[Begin]
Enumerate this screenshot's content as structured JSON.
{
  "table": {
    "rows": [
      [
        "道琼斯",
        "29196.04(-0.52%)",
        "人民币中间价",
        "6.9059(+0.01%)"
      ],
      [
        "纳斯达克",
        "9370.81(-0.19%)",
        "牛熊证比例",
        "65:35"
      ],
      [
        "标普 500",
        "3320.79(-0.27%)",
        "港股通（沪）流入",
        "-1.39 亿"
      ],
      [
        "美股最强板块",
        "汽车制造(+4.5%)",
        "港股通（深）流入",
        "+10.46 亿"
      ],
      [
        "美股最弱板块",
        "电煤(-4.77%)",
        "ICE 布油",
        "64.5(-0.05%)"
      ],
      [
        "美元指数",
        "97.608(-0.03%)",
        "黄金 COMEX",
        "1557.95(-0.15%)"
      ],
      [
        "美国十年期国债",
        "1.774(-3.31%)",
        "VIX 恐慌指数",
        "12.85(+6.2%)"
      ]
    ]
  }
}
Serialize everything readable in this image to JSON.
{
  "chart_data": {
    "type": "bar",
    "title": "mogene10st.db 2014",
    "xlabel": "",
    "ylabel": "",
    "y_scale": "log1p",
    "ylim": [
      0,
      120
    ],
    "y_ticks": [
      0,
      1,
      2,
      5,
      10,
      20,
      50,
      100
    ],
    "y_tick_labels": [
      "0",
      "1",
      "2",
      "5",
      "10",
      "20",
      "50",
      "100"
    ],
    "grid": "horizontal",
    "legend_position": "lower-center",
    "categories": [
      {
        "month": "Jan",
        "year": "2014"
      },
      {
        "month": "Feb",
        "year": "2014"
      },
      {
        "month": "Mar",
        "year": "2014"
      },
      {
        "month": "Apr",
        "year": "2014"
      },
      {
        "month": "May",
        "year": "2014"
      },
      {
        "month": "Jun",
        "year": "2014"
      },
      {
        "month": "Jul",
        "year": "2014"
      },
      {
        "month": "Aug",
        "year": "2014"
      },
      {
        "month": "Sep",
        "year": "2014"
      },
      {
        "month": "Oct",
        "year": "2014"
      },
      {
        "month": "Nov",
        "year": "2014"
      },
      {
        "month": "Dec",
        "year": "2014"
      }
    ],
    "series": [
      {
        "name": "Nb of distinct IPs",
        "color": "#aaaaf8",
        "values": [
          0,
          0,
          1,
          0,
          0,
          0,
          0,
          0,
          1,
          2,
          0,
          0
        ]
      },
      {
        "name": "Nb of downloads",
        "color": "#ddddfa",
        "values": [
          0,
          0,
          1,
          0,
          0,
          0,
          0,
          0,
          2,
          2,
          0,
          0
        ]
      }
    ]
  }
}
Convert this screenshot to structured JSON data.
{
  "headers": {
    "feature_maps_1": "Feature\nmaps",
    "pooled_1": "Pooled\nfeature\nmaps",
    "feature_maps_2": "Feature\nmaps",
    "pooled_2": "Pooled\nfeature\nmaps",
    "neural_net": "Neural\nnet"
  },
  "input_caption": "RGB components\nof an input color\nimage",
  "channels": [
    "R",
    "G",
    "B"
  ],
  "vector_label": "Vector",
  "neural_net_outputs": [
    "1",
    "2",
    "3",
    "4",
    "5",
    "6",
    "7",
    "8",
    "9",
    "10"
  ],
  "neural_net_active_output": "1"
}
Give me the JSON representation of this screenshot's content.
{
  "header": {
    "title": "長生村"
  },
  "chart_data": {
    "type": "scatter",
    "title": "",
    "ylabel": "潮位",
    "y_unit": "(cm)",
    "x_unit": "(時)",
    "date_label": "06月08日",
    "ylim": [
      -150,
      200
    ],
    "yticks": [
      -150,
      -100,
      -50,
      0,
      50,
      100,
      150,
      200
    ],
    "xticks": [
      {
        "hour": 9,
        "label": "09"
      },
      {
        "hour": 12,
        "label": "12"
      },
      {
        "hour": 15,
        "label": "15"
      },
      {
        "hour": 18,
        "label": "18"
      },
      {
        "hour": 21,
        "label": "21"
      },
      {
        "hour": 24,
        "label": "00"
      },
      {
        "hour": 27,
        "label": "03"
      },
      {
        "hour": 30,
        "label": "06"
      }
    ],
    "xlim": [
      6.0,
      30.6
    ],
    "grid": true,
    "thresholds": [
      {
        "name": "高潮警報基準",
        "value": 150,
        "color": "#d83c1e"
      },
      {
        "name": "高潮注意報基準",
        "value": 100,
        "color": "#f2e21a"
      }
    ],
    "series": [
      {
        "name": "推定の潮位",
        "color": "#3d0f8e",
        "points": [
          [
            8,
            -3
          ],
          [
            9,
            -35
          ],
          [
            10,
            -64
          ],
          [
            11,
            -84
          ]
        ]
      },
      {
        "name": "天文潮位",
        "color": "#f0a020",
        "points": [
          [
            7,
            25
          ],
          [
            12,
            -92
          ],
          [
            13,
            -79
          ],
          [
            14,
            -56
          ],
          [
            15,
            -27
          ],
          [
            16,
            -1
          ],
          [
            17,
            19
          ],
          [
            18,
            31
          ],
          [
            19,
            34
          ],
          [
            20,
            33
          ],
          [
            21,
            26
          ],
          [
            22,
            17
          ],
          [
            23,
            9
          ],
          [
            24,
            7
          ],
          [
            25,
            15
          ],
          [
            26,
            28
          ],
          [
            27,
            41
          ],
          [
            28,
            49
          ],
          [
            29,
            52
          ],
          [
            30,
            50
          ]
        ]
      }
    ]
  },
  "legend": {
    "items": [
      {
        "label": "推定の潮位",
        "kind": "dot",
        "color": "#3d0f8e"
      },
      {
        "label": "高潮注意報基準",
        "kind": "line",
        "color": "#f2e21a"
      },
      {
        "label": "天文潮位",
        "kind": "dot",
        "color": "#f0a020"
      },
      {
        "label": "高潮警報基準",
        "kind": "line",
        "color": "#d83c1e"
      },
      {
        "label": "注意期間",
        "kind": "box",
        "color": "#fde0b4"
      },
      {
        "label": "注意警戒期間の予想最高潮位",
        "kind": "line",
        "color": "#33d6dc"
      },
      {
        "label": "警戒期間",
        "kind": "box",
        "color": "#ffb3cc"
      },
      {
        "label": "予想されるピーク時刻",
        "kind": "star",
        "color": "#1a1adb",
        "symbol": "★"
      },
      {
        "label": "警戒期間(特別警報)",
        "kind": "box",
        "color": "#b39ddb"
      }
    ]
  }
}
[End]
- _Work to be completed_
Extract the data in full. Keep it word for word.

- _Problem solution_
Enumerate this screenshot's content as structured JSON.
{
  "table": {
    "rows": [
      [
        "道琼斯",
        "29196.04(-0.52%)",
        "人民币中间价",
        "6.9059(+0.01%)"
      ],
      [
        "纳斯达克",
        "9370.81(-0.19%)",
        "牛熊证比例",
        "65:35"
      ],
      [
        "标普 500",
        "3320.79(-0.27%)",
        "港股通（沪）流入",
        "-1.39 亿"
      ],
      [
        "美股最强板块",
        "汽车制造(+4.5%)",
        "港股通（深）流入",
        "+10.46 亿"
      ],
      [
        "美股最弱板块",
        "电煤(-4.77%)",
        "ICE 布油",
        "64.5(-0.05%)"
      ],
      [
        "美元指数",
        "97.608(-0.03%)",
        "黄金 COMEX",
        "1557.95(-0.15%)"
      ],
      [
        "美国十年期国债",
        "1.774(-3.31%)",
        "VIX 恐慌指数",
        "12.85(+6.2%)"
      ]
    ]
  }
}
Serialize everything readable in this image to JSON.
{
  "chart_data": {
    "type": "bar",
    "title": "mogene10st.db 2014",
    "xlabel": "",
    "ylabel": "",
    "y_scale": "log1p",
    "ylim": [
      0,
      120
    ],
    "y_ticks": [
      0,
      1,
      2,
      5,
      10,
      20,
      50,
      100
    ],
    "y_tick_labels": [
      "0",
      "1",
      "2",
      "5",
      "10",
      "20",
      "50",
      "100"
    ],
    "grid": "horizontal",
    "legend_position": "lower-center",
    "categories": [
      {
        "month": "Jan",
        "year": "2014"
      },
      {
        "month": "Feb",
        "year": "2014"
      },
      {
        "month": "Mar",
        "year": "2014"
      },
      {
        "month": "Apr",
        "year": "2014"
      },
      {
        "month": "May",
        "year": "2014"
      },
      {
        "month": "Jun",
        "year": "2014"
      },
      {
        "month": "Jul",
        "year": "2014"
      },
      {
        "month": "Aug",
        "year": "2014"
      },
      {
        "month": "Sep",
        "year": "2014"
      },
      {
        "month": "Oct",
        "year": "2014"
      },
      {
        "month": "Nov",
        "year": "2014"
      },
      {
        "month": "Dec",
        "year": "2014"
      }
    ],
    "series": [
      {
        "name": "Nb of distinct IPs",
        "color": "#aaaaf8",
        "values": [
          0,
          0,
          1,
          0,
          0,
          0,
          0,
          0,
          1,
          2,
          0,
          0
        ]
      },
      {
        "name": "Nb of downloads",
        "color": "#ddddfa",
        "values": [
          0,
          0,
          1,
          0,
          0,
          0,
          0,
          0,
          2,
          2,
          0,
          0
        ]
      }
    ]
  }
}
Convert this screenshot to structured JSON data.
{
  "headers": {
    "feature_maps_1": "Feature\nmaps",
    "pooled_1": "Pooled\nfeature\nmaps",
    "feature_maps_2": "Feature\nmaps",
    "pooled_2": "Pooled\nfeature\nmaps",
    "neural_net": "Neural\nnet"
  },
  "input_caption": "RGB components\nof an input color\nimage",
  "channels": [
    "R",
    "G",
    "B"
  ],
  "vector_label": "Vector",
  "neural_net_outputs": [
    "1",
    "2",
    "3",
    "4",
    "5",
    "6",
    "7",
    "8",
    "9",
    "10"
  ],
  "neural_net_active_output": "1"
}
Give me the JSON representation of this screenshot's content.
{
  "header": {
    "title": "長生村"
  },
  "chart_data": {
    "type": "scatter",
    "title": "",
    "ylabel": "潮位",
    "y_unit": "(cm)",
    "x_unit": "(時)",
    "date_label": "06月08日",
    "ylim": [
      -150,
      200
    ],
    "yticks": [
      -150,
      -100,
      -50,
      0,
      50,
      100,
      150,
      200
    ],
    "xticks": [
      {
        "hour": 9,
        "label": "09"
      },
      {
        "hour": 12,
        "label": "12"
      },
      {
        "hour": 15,
        "label": "15"
      },
      {
        "hour": 18,
        "label": "18"
      },
      {
        "hour": 21,
        "label": "21"
      },
      {
        "hour": 24,
        "label": "00"
      },
      {
        "hour": 27,
        "label": "03"
      },
      {
        "hour": 30,
        "label": "06"
      }
    ],
    "xlim": [
      6.0,
      30.6
    ],
    "grid": true,
    "thresholds": [
      {
        "name": "高潮警報基準",
        "value": 150,
        "color": "#d83c1e"
      },
      {
        "name": "高潮注意報基準",
        "value": 100,
        "color": "#f2e21a"
      }
    ],
    "series": [
      {
        "name": "推定の潮位",
        "color": "#3d0f8e",
        "points": [
          [
            8,
            -3
          ],
          [
            9,
            -35
          ],
          [
            10,
            -64
          ],
          [
            11,
            -84
          ]
        ]
      },
      {
        "name": "天文潮位",
        "color": "#f0a020",
        "points": [
          [
            7,
            25
          ],
          [
            12,
            -92
          ],
          [
            13,
            -79
          ],
          [
            14,
            -56
          ],
          [
            15,
            -27
          ],
          [
            16,
            -1
          ],
          [
            17,
            19
          ],
          [
            18,
            31
          ],
          [
            19,
            34
          ],
          [
            20,
            33
          ],
          [
            21,
            26
          ],
          [
            22,
            17
          ],
          [
            23,
            9
          ],
          [
            24,
            7
          ],
          [
            25,
            15
          ],
          [
            26,
            28
          ],
          [
            27,
            41
          ],
          [
            28,
            49
          ],
          [
            29,
            52
          ],
          [
            30,
            50
          ]
        ]
      }
    ]
  },
  "legend": {
    "items": [
      {
        "label": "推定の潮位",
        "kind": "dot",
        "color": "#3d0f8e"
      },
      {
        "label": "高潮注意報基準",
        "kind": "line",
        "color": "#f2e21a"
      },
      {
        "label": "天文潮位",
        "kind": "dot",
        "color": "#f0a020"
      },
      {
        "label": "高潮警報基準",
        "kind": "line",
        "color": "#d83c1e"
      },
      {
        "label": "注意期間",
        "kind": "box",
        "color": "#fde0b4"
      },
      {
        "label": "注意警戒期間の予想最高潮位",
        "kind": "line",
        "color": "#33d6dc"
      },
      {
        "label": "警戒期間",
        "kind": "box",
        "color": "#ffb3cc"
      },
      {
        "label": "予想されるピーク時刻",
        "kind": "star",
        "color": "#1a1adb",
        "symbol": "★"
      },
      {
        "label": "警戒期間(特別警報)",
        "kind": "box",
        "color": "#b39ddb"
      }
    ]
  }
}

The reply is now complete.